Pictures aside, repeat every entry exactly.
** begin Provided records **
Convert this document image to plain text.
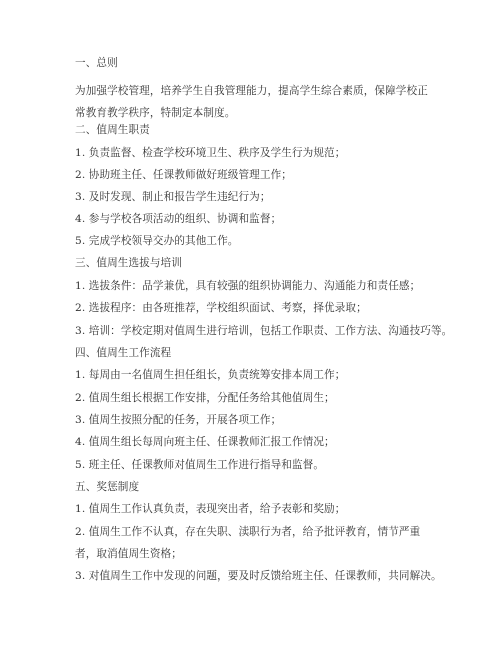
一、总则
为加强学校管理，培养学生自我管理能力，提高学生综合素质，保障学校正常教育教学秩序，特制定本制度。
二、值周生职责
1. 负责监督、检查学校环境卫生、秩序及学生行为规范；
2. 协助班主任、任课教师做好班级管理工作；
3. 及时发现、制止和报告学生违纪行为；
4. 参与学校各项活动的组织、协调和监督；
5. 完成学校领导交办的其他工作。
三、值周生选拔与培训
1. 选拔条件：品学兼优，具有较强的组织协调能力、沟通能力和责任感；
2. 选拔程序：由各班推荐，学校组织面试、考察，择优录取；
3. 培训：学校定期对值周生进行培训，包括工作职责、工作方法、沟通技巧等。
四、值周生工作流程
1. 每周由一名值周生担任组长，负责统筹安排本周工作；
2. 值周生组长根据工作安排，分配任务给其他值周生；
3. 值周生按照分配的任务，开展各项工作；
4. 值周生组长每周向班主任、任课教师汇报工作情况；
5. 班主任、任课教师对值周生工作进行指导和监督。
五、奖惩制度
1. 值周生工作认真负责，表现突出者，给予表彰和奖励；
2. 值周生工作不认真，存在失职、渎职行为者，给予批评教育，情节严重者，取消值周生资格；
3. 对值周生工作中发现的问题，要及时反馈给班主任、任课教师，共同解决。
** end Provided records **
### [Result for this exercise]
Convert this document image to plain text.
一、总则
为加强学校管理，培养学生自我管理能力，提高学生综合素质，保障学校正常教育教学秩序，特制定本制度。
二、值周生职责
1. 负责监督、检查学校环境卫生、秩序及学生行为规范；
2. 协助班主任、任课教师做好班级管理工作；
3. 及时发现、制止和报告学生违纪行为；
4. 参与学校各项活动的组织、协调和监督；
5. 完成学校领导交办的其他工作。
三、值周生选拔与培训
1. 选拔条件：品学兼优，具有较强的组织协调能力、沟通能力和责任感；
2. 选拔程序：由各班推荐，学校组织面试、考察，择优录取；
3. 培训：学校定期对值周生进行培训，包括工作职责、工作方法、沟通技巧等。
四、值周生工作流程
1. 每周由一名值周生担任组长，负责统筹安排本周工作；
2. 值周生组长根据工作安排，分配任务给其他值周生；
3. 值周生按照分配的任务，开展各项工作；
4. 值周生组长每周向班主任、任课教师汇报工作情况；
5. 班主任、任课教师对值周生工作进行指导和监督。
五、奖惩制度
1. 值周生工作认真负责，表现突出者，给予表彰和奖励；
2. 值周生工作不认真，存在失职、渎职行为者，给予批评教育，情节严重者，取消值周生资格；
3. 对值周生工作中发现的问题，要及时反馈给班主任、任课教师，共同解决。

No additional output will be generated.